+++ Records to use +++

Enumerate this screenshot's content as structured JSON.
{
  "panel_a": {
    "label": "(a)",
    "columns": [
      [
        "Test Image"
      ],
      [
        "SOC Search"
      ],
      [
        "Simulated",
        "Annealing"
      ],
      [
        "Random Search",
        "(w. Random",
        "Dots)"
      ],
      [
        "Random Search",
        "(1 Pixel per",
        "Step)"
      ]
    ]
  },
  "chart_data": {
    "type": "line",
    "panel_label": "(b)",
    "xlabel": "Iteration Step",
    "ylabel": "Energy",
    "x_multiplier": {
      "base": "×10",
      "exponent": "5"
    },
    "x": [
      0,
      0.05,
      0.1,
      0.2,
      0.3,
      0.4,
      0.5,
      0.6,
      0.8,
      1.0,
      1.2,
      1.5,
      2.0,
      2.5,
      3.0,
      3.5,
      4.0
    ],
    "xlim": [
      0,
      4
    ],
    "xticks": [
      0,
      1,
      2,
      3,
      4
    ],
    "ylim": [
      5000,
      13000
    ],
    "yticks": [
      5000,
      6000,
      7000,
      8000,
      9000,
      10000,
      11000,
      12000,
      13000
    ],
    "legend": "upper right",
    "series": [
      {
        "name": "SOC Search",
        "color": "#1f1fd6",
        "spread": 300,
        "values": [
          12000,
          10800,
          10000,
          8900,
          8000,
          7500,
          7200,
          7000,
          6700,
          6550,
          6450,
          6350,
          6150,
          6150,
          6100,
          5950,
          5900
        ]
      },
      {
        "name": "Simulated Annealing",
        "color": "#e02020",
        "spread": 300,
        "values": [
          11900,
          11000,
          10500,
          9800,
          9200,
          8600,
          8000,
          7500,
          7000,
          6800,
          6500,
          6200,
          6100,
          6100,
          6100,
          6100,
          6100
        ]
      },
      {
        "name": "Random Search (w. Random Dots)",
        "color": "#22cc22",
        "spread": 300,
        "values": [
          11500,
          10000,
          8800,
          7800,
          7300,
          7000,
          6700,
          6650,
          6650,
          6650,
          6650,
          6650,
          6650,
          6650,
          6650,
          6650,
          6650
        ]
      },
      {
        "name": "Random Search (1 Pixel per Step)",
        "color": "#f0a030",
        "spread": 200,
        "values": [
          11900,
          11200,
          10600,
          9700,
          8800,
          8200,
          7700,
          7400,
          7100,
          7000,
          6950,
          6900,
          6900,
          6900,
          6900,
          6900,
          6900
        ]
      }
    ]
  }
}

+++

**What you need to do**
All of the entries must be quoted exactly; please include each one.

**Worked solution**
Enumerate this screenshot's content as structured JSON.
{
  "panel_a": {
    "label": "(a)",
    "columns": [
      [
        "Test Image"
      ],
      [
        "SOC Search"
      ],
      [
        "Simulated",
        "Annealing"
      ],
      [
        "Random Search",
        "(w. Random",
        "Dots)"
      ],
      [
        "Random Search",
        "(1 Pixel per",
        "Step)"
      ]
    ]
  },
  "chart_data": {
    "type": "line",
    "panel_label": "(b)",
    "xlabel": "Iteration Step",
    "ylabel": "Energy",
    "x_multiplier": {
      "base": "×10",
      "exponent": "5"
    },
    "x": [
      0,
      0.05,
      0.1,
      0.2,
      0.3,
      0.4,
      0.5,
      0.6,
      0.8,
      1.0,
      1.2,
      1.5,
      2.0,
      2.5,
      3.0,
      3.5,
      4.0
    ],
    "xlim": [
      0,
      4
    ],
    "xticks": [
      0,
      1,
      2,
      3,
      4
    ],
    "ylim": [
      5000,
      13000
    ],
    "yticks": [
      5000,
      6000,
      7000,
      8000,
      9000,
      10000,
      11000,
      12000,
      13000
    ],
    "legend": "upper right",
    "series": [
      {
        "name": "SOC Search",
        "color": "#1f1fd6",
        "spread": 300,
        "values": [
          12000,
          10800,
          10000,
          8900,
          8000,
          7500,
          7200,
          7000,
          6700,
          6550,
          6450,
          6350,
          6150,
          6150,
          6100,
          5950,
          5900
        ]
      },
      {
        "name": "Simulated Annealing",
        "color": "#e02020",
        "spread": 300,
        "values": [
          11900,
          11000,
          10500,
          9800,
          9200,
          8600,
          8000,
          7500,
          7000,
          6800,
          6500,
          6200,
          6100,
          6100,
          6100,
          6100,
          6100
        ]
      },
      {
        "name": "Random Search (w. Random Dots)",
        "color": "#22cc22",
        "spread": 300,
        "values": [
          11500,
          10000,
          8800,
          7800,
          7300,
          7000,
          6700,
          6650,
          6650,
          6650,
          6650,
          6650,
          6650,
          6650,
          6650,
          6650,
          6650
        ]
      },
      {
        "name": "Random Search (1 Pixel per Step)",
        "color": "#f0a030",
        "spread": 200,
        "values": [
          11900,
          11200,
          10600,
          9700,
          8800,
          8200,
          7700,
          7400,
          7100,
          7000,
          6950,
          6900,
          6900,
          6900,
          6900,
          6900,
          6900
        ]
      }
    ]
  }
}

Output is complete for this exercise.